◆ Directions for this task
Report how many lines contain "государственной". Give the number and nothing else.

(Collected data)

+ + + + +

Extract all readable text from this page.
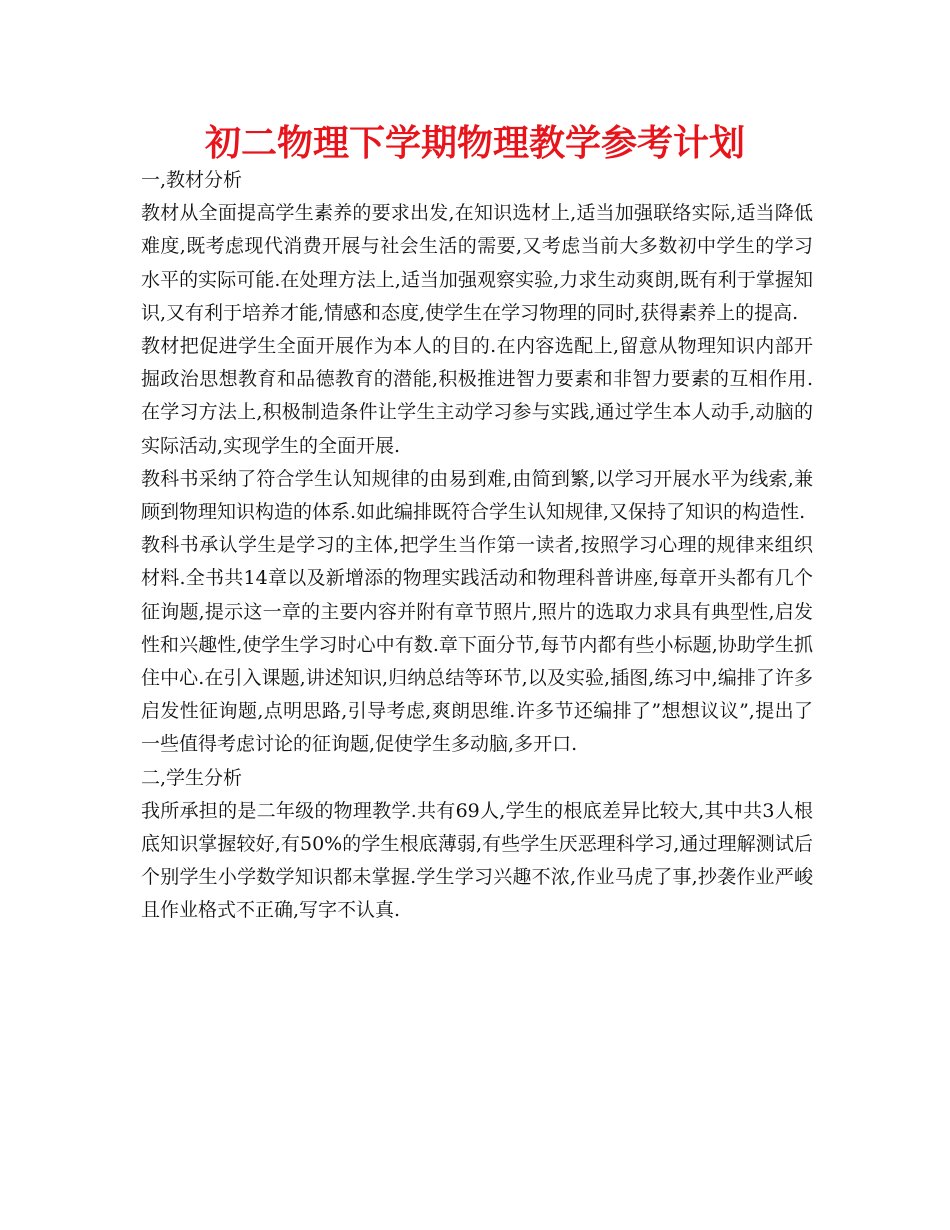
初二物理下学期物理教学参考计划

一,教材分析

教材从全面提高学生素养的要求出发,在知识选材上,适当加强联络实际,适当降低难度,既考虑现代消费开展与社会生活的需要,又考虑当前大多数初中学生的学习水平的实际可能.在处理方法上,适当加强观察实验,力求生动爽朗,既有利于掌握知识,又有利于培养才能,情感和态度,使学生在学习物理的同时,获得素养上的提高.

教材把促进学生全面开展作为本人的目的.在内容选配上,留意从物理知识内部开掘政治思想教育和品德教育的潜能,积极推进智力要素和非智力要素的互相作用.在学习方法上,积极制造条件让学生主动学习参与实践,通过学生本人动手,动脑的实际活动,实现学生的全面开展.

教科书采纳了符合学生认知规律的由易到难,由简到繁,以学习开展水平为线索,兼顾到物理知识构造的体系.如此编排既符合学生认知规律,又保持了知识的构造性.

教科书承认学生是学习的主体,把学生当作第一读者,按照学习心理的规律来组织材料.全书共14章以及新增添的物理实践活动和物理科普讲座,每章开头都有几个征询题,提示这一章的主要内容并附有章节照片,照片的选取力求具有典型性,启发性和兴趣性,使学生学习时心中有数.章下面分节,每节内都有些小标题,协助学生抓住中心.在引入课题,讲述知识,归纳总结等环节,以及实验,插图,练习中,编排了许多启发性征询题,点明思路,引导考虑,爽朗思维.许多节还编排了”想想议议”,提出了一些值得考虑讨论的征询题,促使学生多动脑,多开口.

二,学生分析

我所承担的是二年级的物理教学.共有69人,学生的根底差异比较大,其中共3人根底知识掌握较好,有50%的学生根底薄弱,有些学生厌恶理科学习,通过理解测试后个别学生小学数学知识都未掌握.学生学习兴趣不浓,作业马虎了事,抄袭作业严峻且作业格式不正确,写字不认真.
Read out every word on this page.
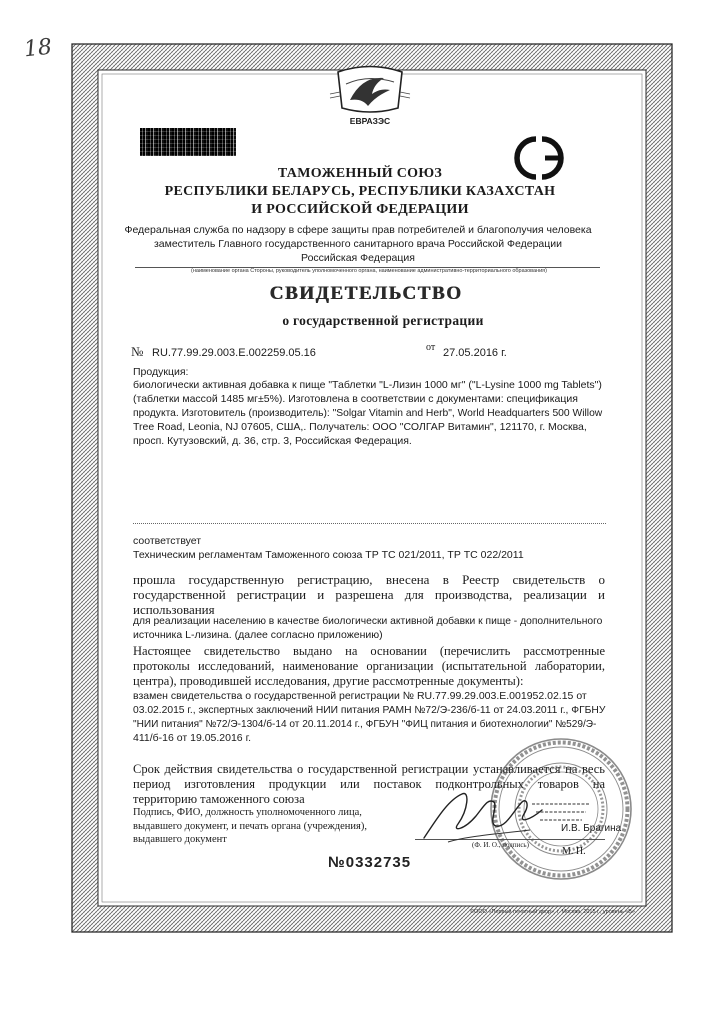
18
ЕВРАЗЭС
ТАМОЖЕННЫЙ СОЮЗ
РЕСПУБЛИКИ БЕЛАРУСЬ, РЕСПУБЛИКИ КАЗАХСТАН
И РОССИЙСКОЙ ФЕДЕРАЦИИ
Федеральная служба по надзору в сфере защиты прав потребителей и благополучия человека
заместитель Главного государственного санитарного врача Российской Федерации
Российская Федерация
(наименование органа Стороны, руководитель уполномоченного органа, наименование административно-территориального образования)
СВИДЕТЕЛЬСТВО
о государственной регистрации
№ RU.77.99.29.003.E.002259.05.16	от 27.05.2016 г.
Продукция:
биологически активная добавка к пище "Таблетки "L-Лизин 1000 мг" ("L-Lysine 1000 mg Tablets")
(таблетки массой 1485 мг±5%). Изготовлена в соответствии с документами: спецификация
продукта. Изготовитель (производитель): "Solgar Vitamin and Herb", World Headquarters 500 Willow
Tree Road, Leonia, NJ 07605, США,. Получатель: ООО "СОЛГАР Витамин", 121170, г. Москва,
просп. Кутузовский, д. 36, стр. 3, Российская Федерация.
соответствует
Техническим регламентам Таможенного союза ТР ТС 021/2011, ТР ТС 022/2011
прошла государственную регистрацию, внесена в Реестр свидетельств о
государственной регистрации и разрешена для производства, реализации и
использования
для реализации населению в качестве биологически активной добавки к пище - дополнительного
источника L-лизина. (далее согласно приложению)
Настоящее свидетельство выдано на основании (перечислить рассмотренные
протоколы исследований, наименование организации (испытательной лаборатории,
центра), проводившей исследования, другие рассмотренные документы):
взамен свидетельства о государственной регистрации № RU.77.99.29.003.E.001952.02.15 от
03.02.2015 г., экспертных заключений НИИ питания РАМН №72/Э-236/б-11 от 24.03.2011 г., ФГБНУ
"НИИ питания" №72/Э-1304/б-14 от 20.11.2014 г., ФГБУН "ФИЦ питания и биотехнологии" №529/Э-
411/б-16 от 19.05.2016 г.
Срок действия свидетельства о государственной регистрации устанавливается на весь
период изготовления продукции или поставок подконтрольных товаров на
территорию таможенного союза
Подпись, ФИО, должность уполномоченного лица,
выдавшего документ, и печать органа (учреждения),
выдавшего документ
И.В. Брагина
(Ф. И. О., подпись)
М. П.
№0332735
©ООО «Первый печатный двор», г. Москва, 2015 г., уровень «В»
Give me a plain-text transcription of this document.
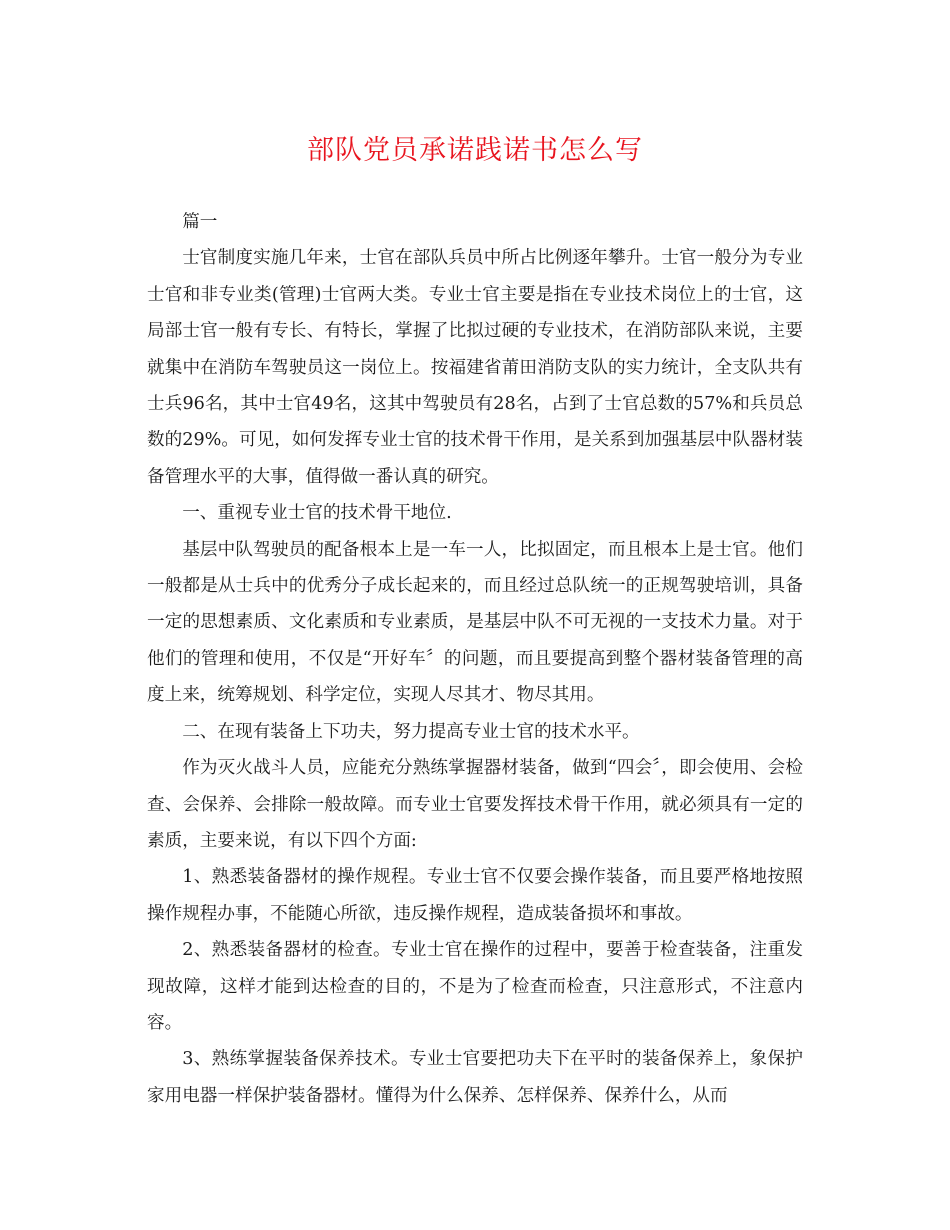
部队党员承诺践诺书怎么写

篇一

士官制度实施几年来，士官在部队兵员中所占比例逐年攀升。士官一般分为专业士官和非专业类(管理)士官两大类。专业士官主要是指在专业技术岗位上的士官，这局部士官一般有专长、有特长，掌握了比拟过硬的专业技术，在消防部队来说，主要就集中在消防车驾驶员这一岗位上。按福建省莆田消防支队的实力统计，全支队共有士兵96名，其中士官49名，这其中驾驶员有28名，占到了士官总数的57%和兵员总数的29%。可见，如何发挥专业士官的技术骨干作用，是关系到加强基层中队器材装备管理水平的大事，值得做一番认真的研究。

一、重视专业士官的技术骨干地位.

基层中队驾驶员的配备根本上是一车一人，比拟固定，而且根本上是士官。他们一般都是从士兵中的优秀分子成长起来的，而且经过总队统一的正规驾驶培训，具备一定的思想素质、文化素质和专业素质，是基层中队不可无视的一支技术力量。对于他们的管理和使用，不仅是“开好车〞的问题，而且要提高到整个器材装备管理的高度上来，统筹规划、科学定位，实现人尽其才、物尽其用。

二、在现有装备上下功夫，努力提高专业士官的技术水平。

作为灭火战斗人员，应能充分熟练掌握器材装备，做到“四会〞，即会使用、会检查、会保养、会排除一般故障。而专业士官要发挥技术骨干作用，就必须具有一定的素质，主要来说，有以下四个方面:

1、熟悉装备器材的操作规程。专业士官不仅要会操作装备，而且要严格地按照操作规程办事，不能随心所欲，违反操作规程，造成装备损坏和事故。

2、熟悉装备器材的检查。专业士官在操作的过程中，要善于检查装备，注重发现故障，这样才能到达检查的目的，不是为了检查而检查，只注意形式，不注意内容。

3、熟练掌握装备保养技术。专业士官要把功夫下在平时的装备保养上，象保护家用电器一样保护装备器材。懂得为什么保养、怎样保养、保养什么，从而
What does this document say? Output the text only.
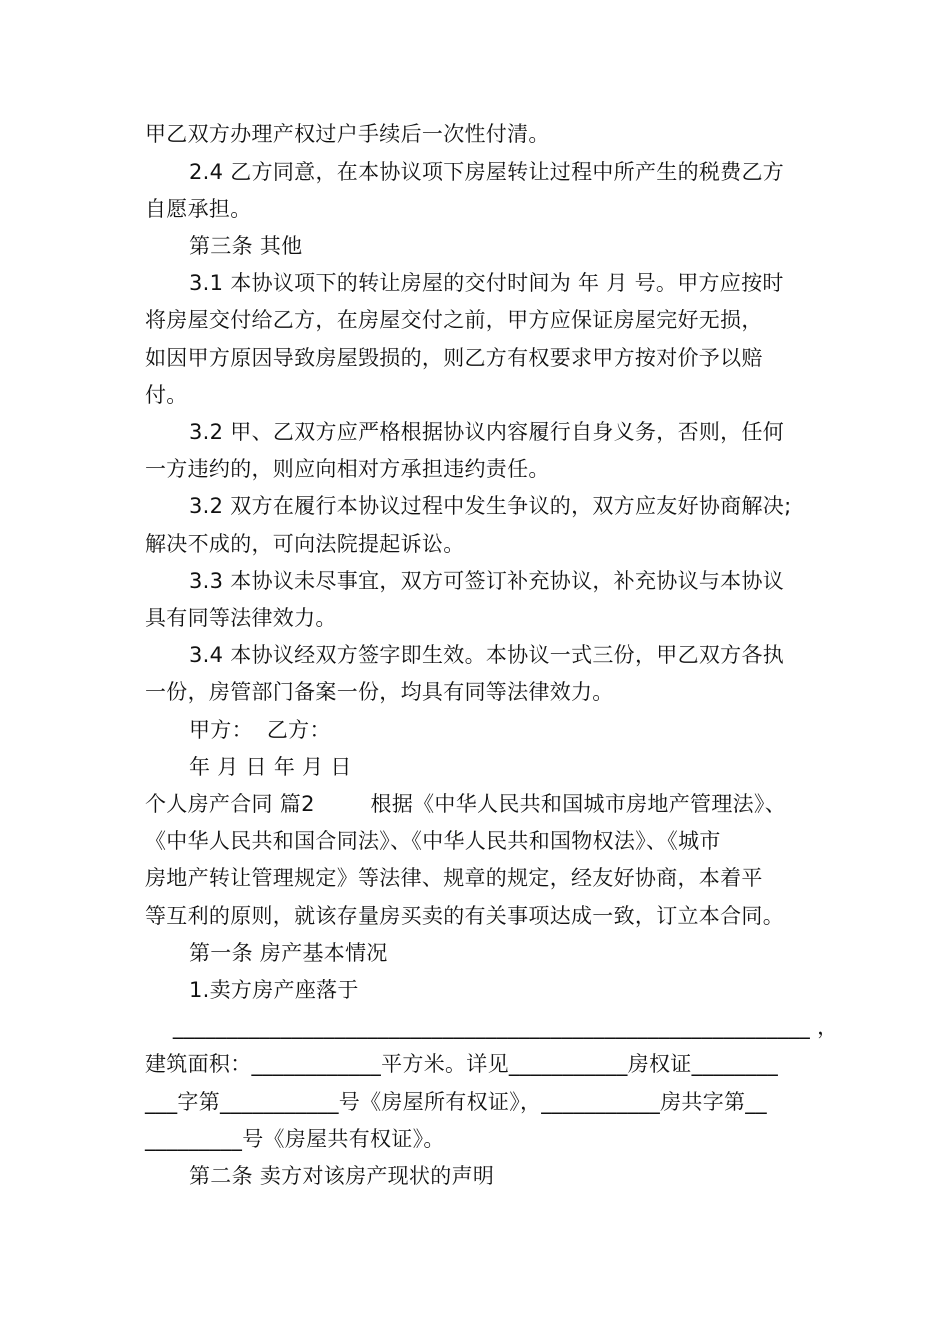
甲乙双方办理产权过户手续后一次性付清。
2.4 乙方同意，在本协议项下房屋转让过程中所产生的税费乙方
自愿承担。
第三条 其他
3.1 本协议项下的转让房屋的交付时间为 年 月 号。甲方应按时
将房屋交付给乙方，在房屋交付之前，甲方应保证房屋完好无损，
如因甲方原因导致房屋毁损的，则乙方有权要求甲方按对价予以赔
付。
3.2 甲、乙双方应严格根据协议内容履行自身义务，否则，任何
一方违约的，则应向相对方承担违约责任。
3.2 双方在履行本协议过程中发生争议的，双方应友好协商解决;
解决不成的，可向法院提起诉讼。
3.3 本协议未尽事宜，双方可签订补充协议，补充协议与本协议
具有同等法律效力。
3.4 本协议经双方签字即生效。本协议一式三份，甲乙双方各执
一份，房管部门备案一份，均具有同等法律效力。
甲方：  乙方：
年 月 日 年 月 日
个人房产合同 篇2        根据《中华人民共和国城市房地产管理法》、
《中华人民共和国合同法》、《中华人民共和国物权法》、《城市
房地产转让管理规定》等法律、规章的规定，经友好协商，本着平
等互利的原则，就该存量房买卖的有关事项达成一致，订立本合同。
第一条 房产基本情况
1.卖方房产座落于
___________________________________________________________ ，
建筑面积：____________平方米。详见___________房权证________
___字第___________号《房屋所有权证》，___________房共字第__
_________号《房屋共有权证》。
第二条 卖方对该房产现状的声明
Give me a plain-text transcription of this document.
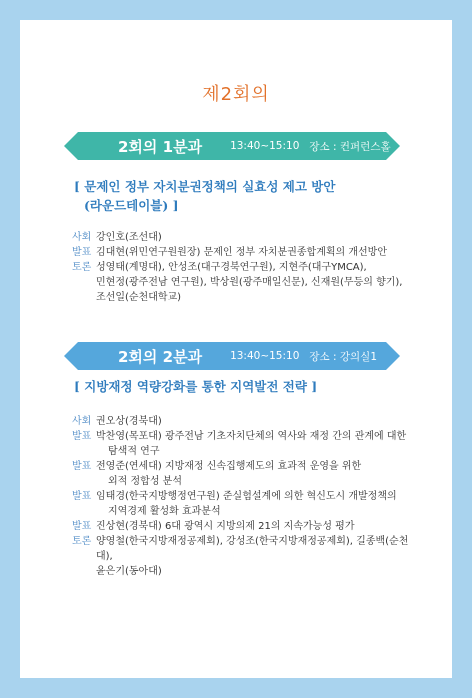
제2회의
2회의 1분과	13:40~15:10 장소 : 컨퍼런스홀
[ 문제인 정부 자치분권정책의 실효성 제고 방안
(라운드테이블) ]
사회 강인호(조선대)
발표 김대현(위민연구원원장) 문제인 정부 자치분권종합계획의 개선방안
토론 성영태(계명대), 안성조(대구경북연구원), 지현주(대구YMCA),
민현정(광주전남 연구원), 박상원(광주매일신문), 신재원(무등의 향기),
조선일(순천대학교)
2회의 2분과	13:40~15:10 장소 : 강의실1
[ 지방재정 역량강화를 통한 지역발전 전략 ]
사회 권오상(경북대)
발표 박찬영(목포대) 광주전남 기초자치단체의 역사와 재정 간의 관계에 대한
탐색적 연구
발표 전영준(연세대) 지방재정 신속집행제도의 효과적 운영을 위한
외적 정합성 분석
발표 임태경(한국지방행정연구원) 준실험설계에 의한 혁신도시 개발정책의
지역경제 활성화 효과분석
발표 진상현(경북대) 6대 광역시 지방의제 21의 지속가능성 평가
토론 양영철(한국지방재정공제회), 강성조(한국지방재정공제회), 길종백(순천대),
윤은기(동아대)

+ + + + +

◆ Solution
4